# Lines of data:
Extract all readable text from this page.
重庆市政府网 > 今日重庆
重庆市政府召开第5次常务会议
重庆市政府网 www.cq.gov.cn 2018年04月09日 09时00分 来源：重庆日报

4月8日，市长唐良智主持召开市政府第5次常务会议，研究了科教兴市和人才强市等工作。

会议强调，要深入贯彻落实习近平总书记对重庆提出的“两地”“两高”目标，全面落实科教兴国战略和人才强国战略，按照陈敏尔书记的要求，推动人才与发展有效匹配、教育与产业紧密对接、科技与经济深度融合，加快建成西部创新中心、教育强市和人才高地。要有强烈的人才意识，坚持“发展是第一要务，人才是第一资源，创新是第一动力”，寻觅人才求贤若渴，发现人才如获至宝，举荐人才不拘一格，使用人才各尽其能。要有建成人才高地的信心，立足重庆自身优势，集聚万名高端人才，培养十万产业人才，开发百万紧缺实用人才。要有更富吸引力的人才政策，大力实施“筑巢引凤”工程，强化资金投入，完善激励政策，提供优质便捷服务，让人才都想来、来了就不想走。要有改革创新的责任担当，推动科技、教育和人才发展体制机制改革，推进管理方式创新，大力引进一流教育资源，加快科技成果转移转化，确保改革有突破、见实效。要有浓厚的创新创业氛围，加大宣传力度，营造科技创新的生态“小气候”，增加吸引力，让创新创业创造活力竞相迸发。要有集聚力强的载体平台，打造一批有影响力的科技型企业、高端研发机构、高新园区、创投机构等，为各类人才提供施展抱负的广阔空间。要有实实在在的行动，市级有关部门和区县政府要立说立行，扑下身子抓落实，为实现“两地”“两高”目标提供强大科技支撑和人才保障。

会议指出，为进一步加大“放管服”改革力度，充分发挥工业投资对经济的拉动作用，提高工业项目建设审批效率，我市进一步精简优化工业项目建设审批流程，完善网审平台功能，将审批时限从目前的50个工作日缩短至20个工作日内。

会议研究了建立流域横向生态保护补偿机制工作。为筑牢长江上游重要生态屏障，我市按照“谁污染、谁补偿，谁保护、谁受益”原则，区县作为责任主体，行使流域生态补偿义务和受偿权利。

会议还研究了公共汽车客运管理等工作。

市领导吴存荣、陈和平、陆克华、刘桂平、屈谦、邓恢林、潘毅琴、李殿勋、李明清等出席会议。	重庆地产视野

# What you need to do:
Your task is to retype all of the records exactly.

# The completed task:
Extract all readable text from this page.
重庆市政府网 > 今日重庆
重庆市政府召开第5次常务会议
重庆市政府网 www.cq.gov.cn 2018年04月09日 09时00分 来源：重庆日报

4月8日，市长唐良智主持召开市政府第5次常务会议，研究了科教兴市和人才强市等工作。

会议强调，要深入贯彻落实习近平总书记对重庆提出的“两地”“两高”目标，全面落实科教兴国战略和人才强国战略，按照陈敏尔书记的要求，推动人才与发展有效匹配、教育与产业紧密对接、科技与经济深度融合，加快建成西部创新中心、教育强市和人才高地。要有强烈的人才意识，坚持“发展是第一要务，人才是第一资源，创新是第一动力”，寻觅人才求贤若渴，发现人才如获至宝，举荐人才不拘一格，使用人才各尽其能。要有建成人才高地的信心，立足重庆自身优势，集聚万名高端人才，培养十万产业人才，开发百万紧缺实用人才。要有更富吸引力的人才政策，大力实施“筑巢引凤”工程，强化资金投入，完善激励政策，提供优质便捷服务，让人才都想来、来了就不想走。要有改革创新的责任担当，推动科技、教育和人才发展体制机制改革，推进管理方式创新，大力引进一流教育资源，加快科技成果转移转化，确保改革有突破、见实效。要有浓厚的创新创业氛围，加大宣传力度，营造科技创新的生态“小气候”，增加吸引力，让创新创业创造活力竞相迸发。要有集聚力强的载体平台，打造一批有影响力的科技型企业、高端研发机构、高新园区、创投机构等，为各类人才提供施展抱负的广阔空间。要有实实在在的行动，市级有关部门和区县政府要立说立行，扑下身子抓落实，为实现“两地”“两高”目标提供强大科技支撑和人才保障。

会议指出，为进一步加大“放管服”改革力度，充分发挥工业投资对经济的拉动作用，提高工业项目建设审批效率，我市进一步精简优化工业项目建设审批流程，完善网审平台功能，将审批时限从目前的50个工作日缩短至20个工作日内。

会议研究了建立流域横向生态保护补偿机制工作。为筑牢长江上游重要生态屏障，我市按照“谁污染、谁补偿，谁保护、谁受益”原则，区县作为责任主体，行使流域生态补偿义务和受偿权利。

会议还研究了公共汽车客运管理等工作。

市领导吴存荣、陈和平、陆克华、刘桂平、屈谦、邓恢林、潘毅琴、李殿勋、李明清等出席会议。	重庆地产视野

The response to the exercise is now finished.